[Dataset items]
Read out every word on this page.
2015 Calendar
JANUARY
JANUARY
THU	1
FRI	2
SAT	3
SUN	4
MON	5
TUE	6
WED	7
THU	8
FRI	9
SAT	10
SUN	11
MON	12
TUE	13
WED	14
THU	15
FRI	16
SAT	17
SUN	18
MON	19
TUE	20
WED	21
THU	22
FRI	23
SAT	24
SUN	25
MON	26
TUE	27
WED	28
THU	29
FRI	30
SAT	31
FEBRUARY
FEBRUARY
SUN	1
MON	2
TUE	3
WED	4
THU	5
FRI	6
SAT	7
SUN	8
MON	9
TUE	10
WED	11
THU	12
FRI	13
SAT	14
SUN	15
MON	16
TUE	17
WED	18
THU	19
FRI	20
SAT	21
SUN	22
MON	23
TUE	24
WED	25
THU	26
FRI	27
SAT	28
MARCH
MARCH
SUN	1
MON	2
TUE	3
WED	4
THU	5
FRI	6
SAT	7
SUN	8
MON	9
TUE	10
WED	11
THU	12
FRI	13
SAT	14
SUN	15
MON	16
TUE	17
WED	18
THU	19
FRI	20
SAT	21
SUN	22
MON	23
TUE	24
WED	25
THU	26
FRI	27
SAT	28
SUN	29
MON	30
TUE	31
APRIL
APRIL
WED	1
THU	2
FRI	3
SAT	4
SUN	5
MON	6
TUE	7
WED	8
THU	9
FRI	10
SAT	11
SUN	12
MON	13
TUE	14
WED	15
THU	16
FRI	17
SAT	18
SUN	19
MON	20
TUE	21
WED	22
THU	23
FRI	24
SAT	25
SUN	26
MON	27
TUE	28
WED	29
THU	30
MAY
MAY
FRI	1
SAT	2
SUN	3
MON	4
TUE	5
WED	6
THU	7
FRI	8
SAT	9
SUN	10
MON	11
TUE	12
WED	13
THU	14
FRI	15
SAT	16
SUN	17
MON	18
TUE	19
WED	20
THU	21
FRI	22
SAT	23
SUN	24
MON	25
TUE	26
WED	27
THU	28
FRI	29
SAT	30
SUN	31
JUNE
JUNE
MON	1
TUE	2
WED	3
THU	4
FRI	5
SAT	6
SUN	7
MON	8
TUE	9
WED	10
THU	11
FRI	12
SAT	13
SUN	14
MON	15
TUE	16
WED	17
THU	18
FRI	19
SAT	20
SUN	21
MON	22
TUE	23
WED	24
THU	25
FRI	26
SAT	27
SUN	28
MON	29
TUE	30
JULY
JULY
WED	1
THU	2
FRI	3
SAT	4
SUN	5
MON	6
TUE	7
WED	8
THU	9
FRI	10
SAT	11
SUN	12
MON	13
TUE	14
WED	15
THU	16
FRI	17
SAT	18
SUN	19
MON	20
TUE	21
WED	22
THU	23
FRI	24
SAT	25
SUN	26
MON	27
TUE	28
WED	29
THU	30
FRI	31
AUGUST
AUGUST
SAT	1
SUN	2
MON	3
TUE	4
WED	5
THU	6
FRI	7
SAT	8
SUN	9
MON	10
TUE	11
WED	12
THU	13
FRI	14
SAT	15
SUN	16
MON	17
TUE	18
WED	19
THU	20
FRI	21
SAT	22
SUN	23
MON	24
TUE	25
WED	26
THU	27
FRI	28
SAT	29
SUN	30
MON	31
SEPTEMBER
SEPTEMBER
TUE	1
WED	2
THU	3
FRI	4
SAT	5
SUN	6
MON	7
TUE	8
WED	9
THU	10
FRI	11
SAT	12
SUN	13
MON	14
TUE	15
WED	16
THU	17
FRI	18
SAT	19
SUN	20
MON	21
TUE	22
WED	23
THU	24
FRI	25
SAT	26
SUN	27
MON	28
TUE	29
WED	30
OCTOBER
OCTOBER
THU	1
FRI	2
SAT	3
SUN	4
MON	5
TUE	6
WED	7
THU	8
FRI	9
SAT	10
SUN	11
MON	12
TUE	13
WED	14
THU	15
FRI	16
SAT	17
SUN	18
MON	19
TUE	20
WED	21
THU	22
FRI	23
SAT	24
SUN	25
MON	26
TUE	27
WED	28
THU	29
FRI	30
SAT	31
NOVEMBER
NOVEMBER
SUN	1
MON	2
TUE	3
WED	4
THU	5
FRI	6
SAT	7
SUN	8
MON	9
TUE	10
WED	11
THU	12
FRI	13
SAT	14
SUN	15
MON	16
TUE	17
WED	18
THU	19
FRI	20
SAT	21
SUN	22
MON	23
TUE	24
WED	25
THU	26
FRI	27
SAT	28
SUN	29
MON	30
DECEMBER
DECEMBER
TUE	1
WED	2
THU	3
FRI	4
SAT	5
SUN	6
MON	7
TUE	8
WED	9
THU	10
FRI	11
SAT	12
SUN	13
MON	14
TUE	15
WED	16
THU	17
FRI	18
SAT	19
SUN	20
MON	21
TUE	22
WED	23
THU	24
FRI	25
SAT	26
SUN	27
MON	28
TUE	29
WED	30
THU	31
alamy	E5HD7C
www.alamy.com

[DESCRIPTION OF THE TASK]:
From the first line to the last, retype the data exactly.

[FINISHED TASK]:
Read out every word on this page.
2015 Calendar
JANUARY
JANUARY
THU	1
FRI	2
SAT	3
SUN	4
MON	5
TUE	6
WED	7
THU	8
FRI	9
SAT	10
SUN	11
MON	12
TUE	13
WED	14
THU	15
FRI	16
SAT	17
SUN	18
MON	19
TUE	20
WED	21
THU	22
FRI	23
SAT	24
SUN	25
MON	26
TUE	27
WED	28
THU	29
FRI	30
SAT	31
FEBRUARY
FEBRUARY
SUN	1
MON	2
TUE	3
WED	4
THU	5
FRI	6
SAT	7
SUN	8
MON	9
TUE	10
WED	11
THU	12
FRI	13
SAT	14
SUN	15
MON	16
TUE	17
WED	18
THU	19
FRI	20
SAT	21
SUN	22
MON	23
TUE	24
WED	25
THU	26
FRI	27
SAT	28
MARCH
MARCH
SUN	1
MON	2
TUE	3
WED	4
THU	5
FRI	6
SAT	7
SUN	8
MON	9
TUE	10
WED	11
THU	12
FRI	13
SAT	14
SUN	15
MON	16
TUE	17
WED	18
THU	19
FRI	20
SAT	21
SUN	22
MON	23
TUE	24
WED	25
THU	26
FRI	27
SAT	28
SUN	29
MON	30
TUE	31
APRIL
APRIL
WED	1
THU	2
FRI	3
SAT	4
SUN	5
MON	6
TUE	7
WED	8
THU	9
FRI	10
SAT	11
SUN	12
MON	13
TUE	14
WED	15
THU	16
FRI	17
SAT	18
SUN	19
MON	20
TUE	21
WED	22
THU	23
FRI	24
SAT	25
SUN	26
MON	27
TUE	28
WED	29
THU	30
MAY
MAY
FRI	1
SAT	2
SUN	3
MON	4
TUE	5
WED	6
THU	7
FRI	8
SAT	9
SUN	10
MON	11
TUE	12
WED	13
THU	14
FRI	15
SAT	16
SUN	17
MON	18
TUE	19
WED	20
THU	21
FRI	22
SAT	23
SUN	24
MON	25
TUE	26
WED	27
THU	28
FRI	29
SAT	30
SUN	31
JUNE
JUNE
MON	1
TUE	2
WED	3
THU	4
FRI	5
SAT	6
SUN	7
MON	8
TUE	9
WED	10
THU	11
FRI	12
SAT	13
SUN	14
MON	15
TUE	16
WED	17
THU	18
FRI	19
SAT	20
SUN	21
MON	22
TUE	23
WED	24
THU	25
FRI	26
SAT	27
SUN	28
MON	29
TUE	30
JULY
JULY
WED	1
THU	2
FRI	3
SAT	4
SUN	5
MON	6
TUE	7
WED	8
THU	9
FRI	10
SAT	11
SUN	12
MON	13
TUE	14
WED	15
THU	16
FRI	17
SAT	18
SUN	19
MON	20
TUE	21
WED	22
THU	23
FRI	24
SAT	25
SUN	26
MON	27
TUE	28
WED	29
THU	30
FRI	31
AUGUST
AUGUST
SAT	1
SUN	2
MON	3
TUE	4
WED	5
THU	6
FRI	7
SAT	8
SUN	9
MON	10
TUE	11
WED	12
THU	13
FRI	14
SAT	15
SUN	16
MON	17
TUE	18
WED	19
THU	20
FRI	21
SAT	22
SUN	23
MON	24
TUE	25
WED	26
THU	27
FRI	28
SAT	29
SUN	30
MON	31
SEPTEMBER
SEPTEMBER
TUE	1
WED	2
THU	3
FRI	4
SAT	5
SUN	6
MON	7
TUE	8
WED	9
THU	10
FRI	11
SAT	12
SUN	13
MON	14
TUE	15
WED	16
THU	17
FRI	18
SAT	19
SUN	20
MON	21
TUE	22
WED	23
THU	24
FRI	25
SAT	26
SUN	27
MON	28
TUE	29
WED	30
OCTOBER
OCTOBER
THU	1
FRI	2
SAT	3
SUN	4
MON	5
TUE	6
WED	7
THU	8
FRI	9
SAT	10
SUN	11
MON	12
TUE	13
WED	14
THU	15
FRI	16
SAT	17
SUN	18
MON	19
TUE	20
WED	21
THU	22
FRI	23
SAT	24
SUN	25
MON	26
TUE	27
WED	28
THU	29
FRI	30
SAT	31
NOVEMBER
NOVEMBER
SUN	1
MON	2
TUE	3
WED	4
THU	5
FRI	6
SAT	7
SUN	8
MON	9
TUE	10
WED	11
THU	12
FRI	13
SAT	14
SUN	15
MON	16
TUE	17
WED	18
THU	19
FRI	20
SAT	21
SUN	22
MON	23
TUE	24
WED	25
THU	26
FRI	27
SAT	28
SUN	29
MON	30
DECEMBER
DECEMBER
TUE	1
WED	2
THU	3
FRI	4
SAT	5
SUN	6
MON	7
TUE	8
WED	9
THU	10
FRI	11
SAT	12
SUN	13
MON	14
TUE	15
WED	16
THU	17
FRI	18
SAT	19
SUN	20
MON	21
TUE	22
WED	23
THU	24
FRI	25
SAT	26
SUN	27
MON	28
TUE	29
WED	30
THU	31
alamy	E5HD7C
www.alamy.com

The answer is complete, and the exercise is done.